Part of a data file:

— Begin —

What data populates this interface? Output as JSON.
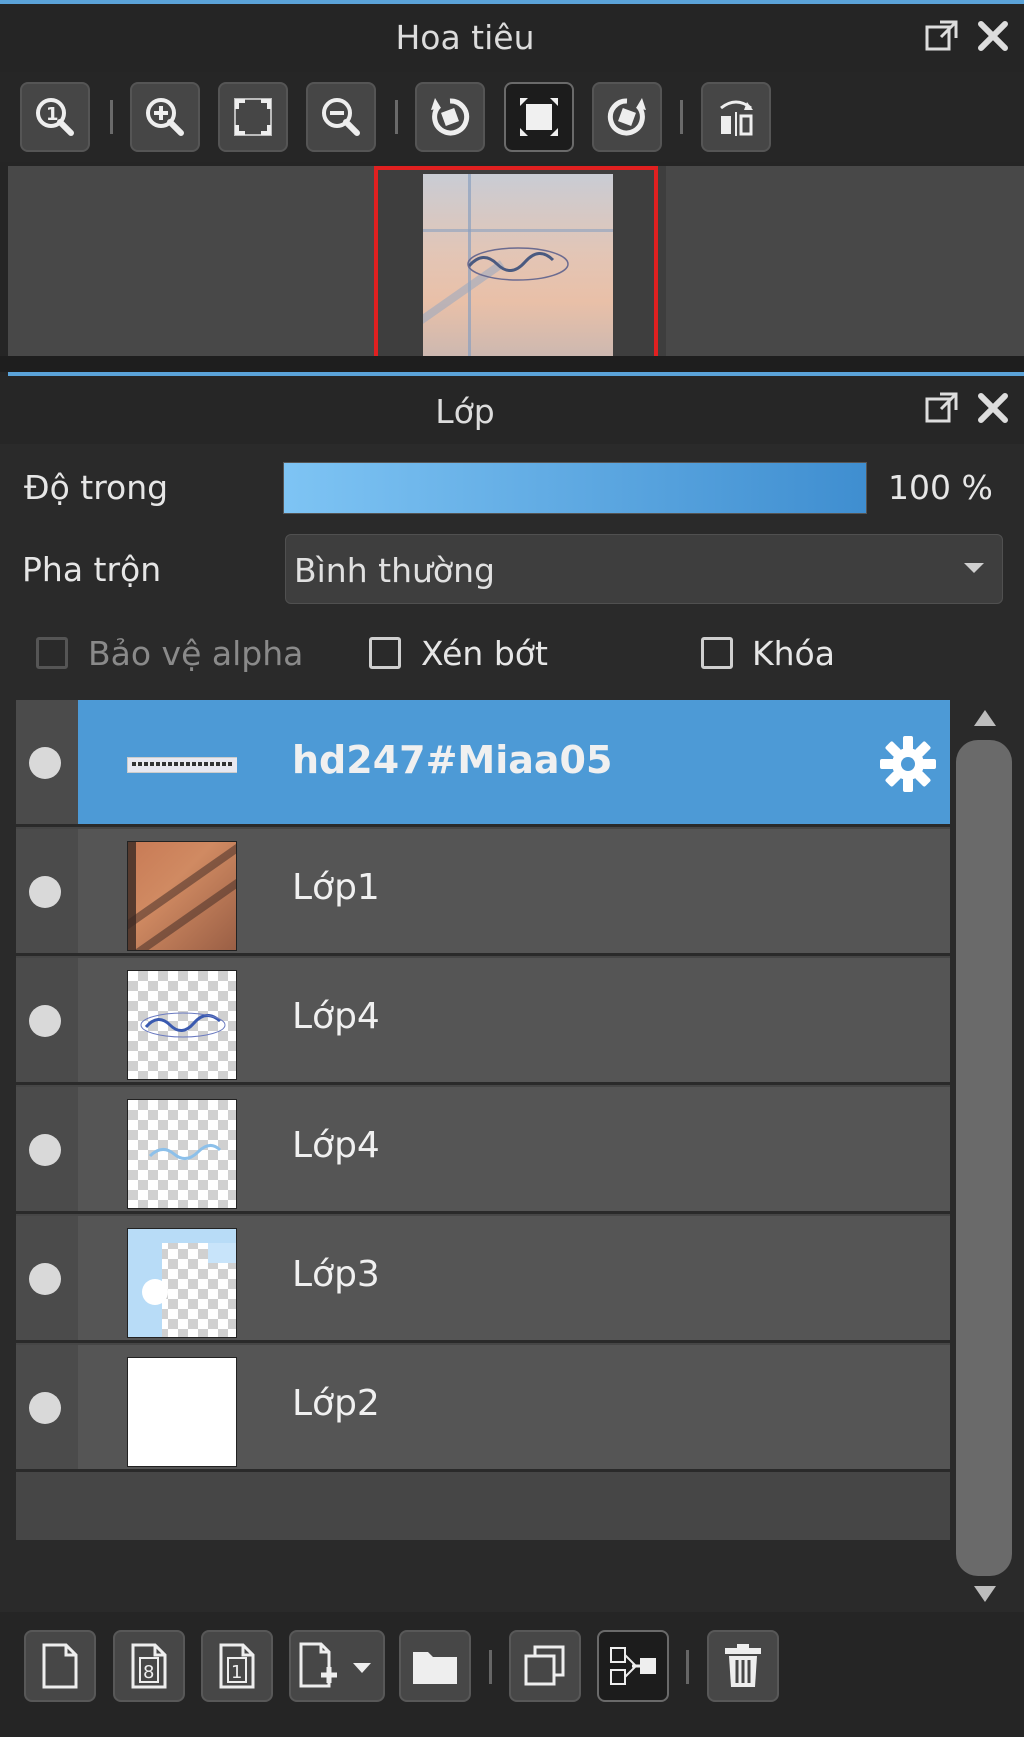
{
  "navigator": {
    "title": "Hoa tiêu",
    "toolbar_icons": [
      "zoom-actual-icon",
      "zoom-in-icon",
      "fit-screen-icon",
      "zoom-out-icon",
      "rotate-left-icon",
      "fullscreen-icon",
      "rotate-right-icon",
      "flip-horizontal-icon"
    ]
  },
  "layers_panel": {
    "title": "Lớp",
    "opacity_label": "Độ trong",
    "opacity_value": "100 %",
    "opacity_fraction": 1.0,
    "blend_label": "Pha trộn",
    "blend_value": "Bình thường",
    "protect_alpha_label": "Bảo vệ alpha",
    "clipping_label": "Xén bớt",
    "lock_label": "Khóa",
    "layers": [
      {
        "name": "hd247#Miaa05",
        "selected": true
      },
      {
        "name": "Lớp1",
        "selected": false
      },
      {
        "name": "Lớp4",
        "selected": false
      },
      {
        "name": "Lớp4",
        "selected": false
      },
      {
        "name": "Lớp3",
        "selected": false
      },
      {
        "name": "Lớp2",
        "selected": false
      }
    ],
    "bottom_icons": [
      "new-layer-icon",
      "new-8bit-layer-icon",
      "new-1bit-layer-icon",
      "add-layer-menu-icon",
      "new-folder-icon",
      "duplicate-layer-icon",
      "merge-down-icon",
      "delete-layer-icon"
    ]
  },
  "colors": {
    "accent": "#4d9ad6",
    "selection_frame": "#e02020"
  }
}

— End —

- [WORK INSTRUCTIONS] Skipping the pictures, transcribe each line above exactly as it appears.

- [SOLUTION TO THIS EXERCISE]
What data populates this interface? Output as JSON.
{
  "navigator": {
    "title": "Hoa tiêu",
    "toolbar_icons": [
      "zoom-actual-icon",
      "zoom-in-icon",
      "fit-screen-icon",
      "zoom-out-icon",
      "rotate-left-icon",
      "fullscreen-icon",
      "rotate-right-icon",
      "flip-horizontal-icon"
    ]
  },
  "layers_panel": {
    "title": "Lớp",
    "opacity_label": "Độ trong",
    "opacity_value": "100 %",
    "opacity_fraction": 1.0,
    "blend_label": "Pha trộn",
    "blend_value": "Bình thường",
    "protect_alpha_label": "Bảo vệ alpha",
    "clipping_label": "Xén bớt",
    "lock_label": "Khóa",
    "layers": [
      {
        "name": "hd247#Miaa05",
        "selected": true
      },
      {
        "name": "Lớp1",
        "selected": false
      },
      {
        "name": "Lớp4",
        "selected": false
      },
      {
        "name": "Lớp4",
        "selected": false
      },
      {
        "name": "Lớp3",
        "selected": false
      },
      {
        "name": "Lớp2",
        "selected": false
      }
    ],
    "bottom_icons": [
      "new-layer-icon",
      "new-8bit-layer-icon",
      "new-1bit-layer-icon",
      "add-layer-menu-icon",
      "new-folder-icon",
      "duplicate-layer-icon",
      "merge-down-icon",
      "delete-layer-icon"
    ]
  },
  "colors": {
    "accent": "#4d9ad6",
    "selection_frame": "#e02020"
  }
}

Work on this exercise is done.